> [Task directions]: Using the records below, locate all lines containing "выходных" and return them.

> [Data extract]:
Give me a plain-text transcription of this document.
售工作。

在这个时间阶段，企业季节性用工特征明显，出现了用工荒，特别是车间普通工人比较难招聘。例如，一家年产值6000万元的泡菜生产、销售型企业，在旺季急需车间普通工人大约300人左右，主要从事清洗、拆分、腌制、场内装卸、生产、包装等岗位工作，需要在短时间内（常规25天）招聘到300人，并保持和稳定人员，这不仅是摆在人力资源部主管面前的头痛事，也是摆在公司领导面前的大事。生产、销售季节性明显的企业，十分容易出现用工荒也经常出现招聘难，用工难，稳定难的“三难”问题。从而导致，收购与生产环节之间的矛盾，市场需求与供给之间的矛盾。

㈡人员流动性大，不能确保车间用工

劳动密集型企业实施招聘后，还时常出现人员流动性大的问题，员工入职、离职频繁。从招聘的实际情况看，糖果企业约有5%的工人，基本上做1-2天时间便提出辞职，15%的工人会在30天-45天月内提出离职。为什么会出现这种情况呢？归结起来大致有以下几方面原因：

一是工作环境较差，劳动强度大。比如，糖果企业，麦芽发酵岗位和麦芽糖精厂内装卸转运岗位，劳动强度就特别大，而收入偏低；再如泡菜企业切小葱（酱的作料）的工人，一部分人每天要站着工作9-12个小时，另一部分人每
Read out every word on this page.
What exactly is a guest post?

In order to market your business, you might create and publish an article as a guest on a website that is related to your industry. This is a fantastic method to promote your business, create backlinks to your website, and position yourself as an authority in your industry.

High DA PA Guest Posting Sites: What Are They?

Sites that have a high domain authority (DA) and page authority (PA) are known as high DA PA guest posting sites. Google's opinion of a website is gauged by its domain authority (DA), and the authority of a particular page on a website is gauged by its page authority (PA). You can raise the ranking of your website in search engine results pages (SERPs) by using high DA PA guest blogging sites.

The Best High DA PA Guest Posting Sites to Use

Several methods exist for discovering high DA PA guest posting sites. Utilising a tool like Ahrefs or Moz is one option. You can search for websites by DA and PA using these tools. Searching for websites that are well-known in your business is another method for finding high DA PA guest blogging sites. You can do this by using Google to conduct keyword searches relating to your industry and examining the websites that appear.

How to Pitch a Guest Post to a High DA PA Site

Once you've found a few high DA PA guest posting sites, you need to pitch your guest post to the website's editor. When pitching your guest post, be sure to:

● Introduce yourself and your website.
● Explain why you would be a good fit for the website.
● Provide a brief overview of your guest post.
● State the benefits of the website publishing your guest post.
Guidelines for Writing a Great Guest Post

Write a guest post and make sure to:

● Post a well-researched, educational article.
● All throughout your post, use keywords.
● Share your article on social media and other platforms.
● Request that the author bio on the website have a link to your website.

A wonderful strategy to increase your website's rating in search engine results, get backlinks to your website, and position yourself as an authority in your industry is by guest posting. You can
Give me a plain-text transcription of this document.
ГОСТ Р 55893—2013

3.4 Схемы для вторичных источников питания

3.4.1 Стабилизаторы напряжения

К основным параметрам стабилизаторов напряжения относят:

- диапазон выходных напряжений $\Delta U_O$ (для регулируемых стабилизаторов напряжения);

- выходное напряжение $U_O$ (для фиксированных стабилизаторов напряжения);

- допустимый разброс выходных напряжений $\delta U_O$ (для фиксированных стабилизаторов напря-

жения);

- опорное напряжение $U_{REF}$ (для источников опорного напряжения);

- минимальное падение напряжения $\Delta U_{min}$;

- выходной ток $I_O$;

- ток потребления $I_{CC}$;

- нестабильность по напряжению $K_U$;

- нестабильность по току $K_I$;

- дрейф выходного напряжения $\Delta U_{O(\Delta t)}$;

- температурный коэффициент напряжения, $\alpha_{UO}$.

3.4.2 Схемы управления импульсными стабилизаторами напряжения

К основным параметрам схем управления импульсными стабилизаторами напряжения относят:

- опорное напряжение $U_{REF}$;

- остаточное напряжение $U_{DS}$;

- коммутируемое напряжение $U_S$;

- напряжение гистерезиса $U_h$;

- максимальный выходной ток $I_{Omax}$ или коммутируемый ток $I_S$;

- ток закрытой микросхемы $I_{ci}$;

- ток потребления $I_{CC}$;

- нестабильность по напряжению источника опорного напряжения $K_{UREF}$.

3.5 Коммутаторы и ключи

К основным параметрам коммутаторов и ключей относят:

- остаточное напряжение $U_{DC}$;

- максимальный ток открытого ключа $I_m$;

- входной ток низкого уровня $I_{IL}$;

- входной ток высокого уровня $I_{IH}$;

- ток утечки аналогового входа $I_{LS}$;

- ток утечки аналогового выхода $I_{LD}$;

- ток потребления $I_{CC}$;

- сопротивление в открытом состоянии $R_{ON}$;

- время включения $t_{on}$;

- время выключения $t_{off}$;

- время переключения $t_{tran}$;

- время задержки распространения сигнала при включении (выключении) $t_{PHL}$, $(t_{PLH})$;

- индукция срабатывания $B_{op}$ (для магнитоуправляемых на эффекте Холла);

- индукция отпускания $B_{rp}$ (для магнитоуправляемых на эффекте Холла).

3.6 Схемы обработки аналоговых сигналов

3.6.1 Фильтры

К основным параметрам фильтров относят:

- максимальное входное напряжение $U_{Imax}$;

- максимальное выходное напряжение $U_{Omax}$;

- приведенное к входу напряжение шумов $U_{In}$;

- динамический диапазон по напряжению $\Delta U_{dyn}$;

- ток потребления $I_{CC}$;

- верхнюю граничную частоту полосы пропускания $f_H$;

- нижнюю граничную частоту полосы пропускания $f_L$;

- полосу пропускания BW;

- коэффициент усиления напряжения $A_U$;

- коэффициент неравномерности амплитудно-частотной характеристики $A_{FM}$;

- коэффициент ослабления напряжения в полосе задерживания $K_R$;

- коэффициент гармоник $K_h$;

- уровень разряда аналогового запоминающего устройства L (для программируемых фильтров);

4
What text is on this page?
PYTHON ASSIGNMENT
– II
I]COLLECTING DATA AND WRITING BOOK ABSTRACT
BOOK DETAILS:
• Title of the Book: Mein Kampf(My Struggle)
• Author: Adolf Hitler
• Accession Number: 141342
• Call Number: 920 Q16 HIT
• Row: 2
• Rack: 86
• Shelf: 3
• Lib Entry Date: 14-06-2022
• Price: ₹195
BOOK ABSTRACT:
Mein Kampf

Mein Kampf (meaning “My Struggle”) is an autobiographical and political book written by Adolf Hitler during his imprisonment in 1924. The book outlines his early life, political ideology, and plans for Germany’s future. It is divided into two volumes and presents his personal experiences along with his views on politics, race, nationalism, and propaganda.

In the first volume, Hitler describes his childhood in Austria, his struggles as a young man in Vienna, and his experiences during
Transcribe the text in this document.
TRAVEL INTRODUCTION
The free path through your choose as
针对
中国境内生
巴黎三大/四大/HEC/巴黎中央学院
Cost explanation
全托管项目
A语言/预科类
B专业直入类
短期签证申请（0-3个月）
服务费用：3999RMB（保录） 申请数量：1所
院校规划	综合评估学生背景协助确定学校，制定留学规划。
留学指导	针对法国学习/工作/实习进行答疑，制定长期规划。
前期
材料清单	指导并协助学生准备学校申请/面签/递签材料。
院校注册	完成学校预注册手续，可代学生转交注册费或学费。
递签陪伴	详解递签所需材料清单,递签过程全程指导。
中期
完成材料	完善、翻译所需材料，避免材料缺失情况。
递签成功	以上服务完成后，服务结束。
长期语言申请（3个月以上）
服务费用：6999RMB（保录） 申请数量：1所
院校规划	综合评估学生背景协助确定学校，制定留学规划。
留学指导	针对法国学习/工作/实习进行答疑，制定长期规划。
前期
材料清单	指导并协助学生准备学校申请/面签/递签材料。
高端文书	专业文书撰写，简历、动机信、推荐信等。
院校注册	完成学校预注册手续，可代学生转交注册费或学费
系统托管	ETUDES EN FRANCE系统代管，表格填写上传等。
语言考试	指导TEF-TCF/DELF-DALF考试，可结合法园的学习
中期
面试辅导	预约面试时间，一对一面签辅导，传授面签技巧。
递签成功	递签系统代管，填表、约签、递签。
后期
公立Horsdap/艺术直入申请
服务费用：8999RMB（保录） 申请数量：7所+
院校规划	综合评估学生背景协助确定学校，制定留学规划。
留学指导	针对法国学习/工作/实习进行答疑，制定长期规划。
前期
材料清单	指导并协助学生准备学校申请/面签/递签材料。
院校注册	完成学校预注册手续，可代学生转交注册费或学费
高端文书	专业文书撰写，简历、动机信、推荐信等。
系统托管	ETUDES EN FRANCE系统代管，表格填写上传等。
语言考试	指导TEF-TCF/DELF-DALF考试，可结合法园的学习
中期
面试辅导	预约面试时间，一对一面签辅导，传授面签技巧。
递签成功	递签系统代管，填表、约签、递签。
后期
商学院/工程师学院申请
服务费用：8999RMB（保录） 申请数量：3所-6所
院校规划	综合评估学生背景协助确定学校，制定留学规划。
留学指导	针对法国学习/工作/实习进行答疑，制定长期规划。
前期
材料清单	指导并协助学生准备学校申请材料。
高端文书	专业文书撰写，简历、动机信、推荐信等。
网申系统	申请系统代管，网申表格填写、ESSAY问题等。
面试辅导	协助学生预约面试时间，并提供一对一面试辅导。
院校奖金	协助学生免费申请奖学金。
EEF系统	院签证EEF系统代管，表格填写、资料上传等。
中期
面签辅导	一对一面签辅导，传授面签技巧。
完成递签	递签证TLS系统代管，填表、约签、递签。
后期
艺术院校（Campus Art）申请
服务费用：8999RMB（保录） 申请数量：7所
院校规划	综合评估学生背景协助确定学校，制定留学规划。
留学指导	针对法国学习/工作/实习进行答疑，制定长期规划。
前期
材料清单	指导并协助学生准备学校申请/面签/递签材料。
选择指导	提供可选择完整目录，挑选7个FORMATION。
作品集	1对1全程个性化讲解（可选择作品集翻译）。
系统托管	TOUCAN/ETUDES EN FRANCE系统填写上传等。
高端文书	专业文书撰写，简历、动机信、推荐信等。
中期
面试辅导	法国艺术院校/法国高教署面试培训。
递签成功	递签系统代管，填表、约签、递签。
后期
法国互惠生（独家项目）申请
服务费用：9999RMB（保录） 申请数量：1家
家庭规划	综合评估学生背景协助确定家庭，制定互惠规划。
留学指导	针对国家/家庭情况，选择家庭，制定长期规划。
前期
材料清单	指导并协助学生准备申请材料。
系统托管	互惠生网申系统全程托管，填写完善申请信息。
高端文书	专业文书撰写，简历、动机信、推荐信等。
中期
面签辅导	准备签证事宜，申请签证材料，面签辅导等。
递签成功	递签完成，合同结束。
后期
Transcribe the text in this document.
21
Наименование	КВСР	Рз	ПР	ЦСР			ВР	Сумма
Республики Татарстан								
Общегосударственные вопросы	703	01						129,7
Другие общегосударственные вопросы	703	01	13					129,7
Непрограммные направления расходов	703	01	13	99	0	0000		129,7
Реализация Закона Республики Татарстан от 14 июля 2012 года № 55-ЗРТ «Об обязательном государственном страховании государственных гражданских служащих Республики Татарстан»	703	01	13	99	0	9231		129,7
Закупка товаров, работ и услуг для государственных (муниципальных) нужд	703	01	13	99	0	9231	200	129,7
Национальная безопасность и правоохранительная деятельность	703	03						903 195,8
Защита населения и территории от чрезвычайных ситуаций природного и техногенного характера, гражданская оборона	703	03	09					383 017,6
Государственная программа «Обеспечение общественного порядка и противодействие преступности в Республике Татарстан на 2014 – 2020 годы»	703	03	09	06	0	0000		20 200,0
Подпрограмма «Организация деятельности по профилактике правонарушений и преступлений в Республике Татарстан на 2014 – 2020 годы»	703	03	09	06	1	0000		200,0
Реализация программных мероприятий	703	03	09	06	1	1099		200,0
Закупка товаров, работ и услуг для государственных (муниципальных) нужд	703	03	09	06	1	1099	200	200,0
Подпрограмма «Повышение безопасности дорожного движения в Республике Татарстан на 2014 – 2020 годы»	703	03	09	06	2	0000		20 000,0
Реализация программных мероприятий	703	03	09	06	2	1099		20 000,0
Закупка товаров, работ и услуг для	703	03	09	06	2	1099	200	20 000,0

> [Result of this exercise]:
- диапазон выходных напряжений $\Delta U_O$ (для регулируемых стабилизаторов напряжения);
- допустимый разброс выходных напряжений $\delta U_O$ (для фиксированных стабилизаторов напря-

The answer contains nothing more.